Write each record again exactly as it stands.
** BEGIN **
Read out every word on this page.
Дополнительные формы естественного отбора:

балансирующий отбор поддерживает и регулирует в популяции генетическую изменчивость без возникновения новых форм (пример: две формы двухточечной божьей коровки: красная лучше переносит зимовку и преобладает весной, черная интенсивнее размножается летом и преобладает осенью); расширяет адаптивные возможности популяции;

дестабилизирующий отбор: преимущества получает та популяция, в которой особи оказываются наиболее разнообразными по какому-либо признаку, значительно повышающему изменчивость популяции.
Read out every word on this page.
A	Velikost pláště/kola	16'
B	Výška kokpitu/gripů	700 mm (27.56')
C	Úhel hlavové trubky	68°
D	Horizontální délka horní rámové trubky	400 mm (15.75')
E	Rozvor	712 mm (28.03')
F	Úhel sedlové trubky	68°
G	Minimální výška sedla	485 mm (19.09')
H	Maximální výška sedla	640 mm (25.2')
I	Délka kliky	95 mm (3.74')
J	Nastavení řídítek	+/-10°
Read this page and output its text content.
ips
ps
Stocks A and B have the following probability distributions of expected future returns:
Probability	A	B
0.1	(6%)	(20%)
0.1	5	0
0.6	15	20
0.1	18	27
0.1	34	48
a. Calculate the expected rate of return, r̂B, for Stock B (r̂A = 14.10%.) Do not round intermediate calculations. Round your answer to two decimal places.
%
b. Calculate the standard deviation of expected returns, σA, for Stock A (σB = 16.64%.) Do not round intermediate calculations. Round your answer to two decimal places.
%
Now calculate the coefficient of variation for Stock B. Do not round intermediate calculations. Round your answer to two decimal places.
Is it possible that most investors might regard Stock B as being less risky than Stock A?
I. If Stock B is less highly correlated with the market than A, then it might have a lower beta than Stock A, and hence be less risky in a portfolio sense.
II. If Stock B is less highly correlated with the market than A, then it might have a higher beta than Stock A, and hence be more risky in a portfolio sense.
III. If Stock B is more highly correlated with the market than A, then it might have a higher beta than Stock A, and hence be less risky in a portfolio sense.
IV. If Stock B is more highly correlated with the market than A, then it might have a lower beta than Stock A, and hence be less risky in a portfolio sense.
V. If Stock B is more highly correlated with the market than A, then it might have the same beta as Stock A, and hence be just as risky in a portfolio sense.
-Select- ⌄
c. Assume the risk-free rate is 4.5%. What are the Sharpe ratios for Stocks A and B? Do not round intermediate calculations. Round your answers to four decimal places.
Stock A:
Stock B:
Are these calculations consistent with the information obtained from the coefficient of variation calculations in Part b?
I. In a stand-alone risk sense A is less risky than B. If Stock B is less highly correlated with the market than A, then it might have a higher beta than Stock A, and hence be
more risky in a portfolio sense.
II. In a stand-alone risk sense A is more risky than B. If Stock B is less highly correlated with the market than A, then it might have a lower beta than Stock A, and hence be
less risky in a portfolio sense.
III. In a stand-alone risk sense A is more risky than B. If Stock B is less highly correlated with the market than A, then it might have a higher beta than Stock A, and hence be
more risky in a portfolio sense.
** END **
- [Final result]
Read out every word on this page.
Дополнительные формы естественного отбора:

балансирующий отбор поддерживает и регулирует в популяции генетическую изменчивость без возникновения новых форм (пример: две формы двухточечной божьей коровки: красная лучше переносит зимовку и преобладает весной, черная интенсивнее размножается летом и преобладает осенью); расширяет адаптивные возможности популяции;

дестабилизирующий отбор: преимущества получает та популяция, в которой особи оказываются наиболее разнообразными по какому-либо признаку, значительно повышающему изменчивость популяции.
Read out every word on this page.
A	Velikost pláště/kola	16'
B	Výška kokpitu/gripů	700 mm (27.56')
C	Úhel hlavové trubky	68°
D	Horizontální délka horní rámové trubky	400 mm (15.75')
E	Rozvor	712 mm (28.03')
F	Úhel sedlové trubky	68°
G	Minimální výška sedla	485 mm (19.09')
H	Maximální výška sedla	640 mm (25.2')
I	Délka kliky	95 mm (3.74')
J	Nastavení řídítek	+/-10°
Read this page and output its text content.
ips
ps
Stocks A and B have the following probability distributions of expected future returns:
Probability	A	B
0.1	(6%)	(20%)
0.1	5	0
0.6	15	20
0.1	18	27
0.1	34	48
a. Calculate the expected rate of return, r̂B, for Stock B (r̂A = 14.10%.) Do not round intermediate calculations. Round your answer to two decimal places.
%
b. Calculate the standard deviation of expected returns, σA, for Stock A (σB = 16.64%.) Do not round intermediate calculations. Round your answer to two decimal places.
%
Now calculate the coefficient of variation for Stock B. Do not round intermediate calculations. Round your answer to two decimal places.
Is it possible that most investors might regard Stock B as being less risky than Stock A?
I. If Stock B is less highly correlated with the market than A, then it might have a lower beta than Stock A, and hence be less risky in a portfolio sense.
II. If Stock B is less highly correlated with the market than A, then it might have a higher beta than Stock A, and hence be more risky in a portfolio sense.
III. If Stock B is more highly correlated with the market than A, then it might have a higher beta than Stock A, and hence be less risky in a portfolio sense.
IV. If Stock B is more highly correlated with the market than A, then it might have a lower beta than Stock A, and hence be less risky in a portfolio sense.
V. If Stock B is more highly correlated with the market than A, then it might have the same beta as Stock A, and hence be just as risky in a portfolio sense.
-Select- ⌄
c. Assume the risk-free rate is 4.5%. What are the Sharpe ratios for Stocks A and B? Do not round intermediate calculations. Round your answers to four decimal places.
Stock A:
Stock B:
Are these calculations consistent with the information obtained from the coefficient of variation calculations in Part b?
I. In a stand-alone risk sense A is less risky than B. If Stock B is less highly correlated with the market than A, then it might have a higher beta than Stock A, and hence be
more risky in a portfolio sense.
II. In a stand-alone risk sense A is more risky than B. If Stock B is less highly correlated with the market than A, then it might have a lower beta than Stock A, and hence be
less risky in a portfolio sense.
III. In a stand-alone risk sense A is more risky than B. If Stock B is less highly correlated with the market than A, then it might have a higher beta than Stock A, and hence be
more risky in a portfolio sense.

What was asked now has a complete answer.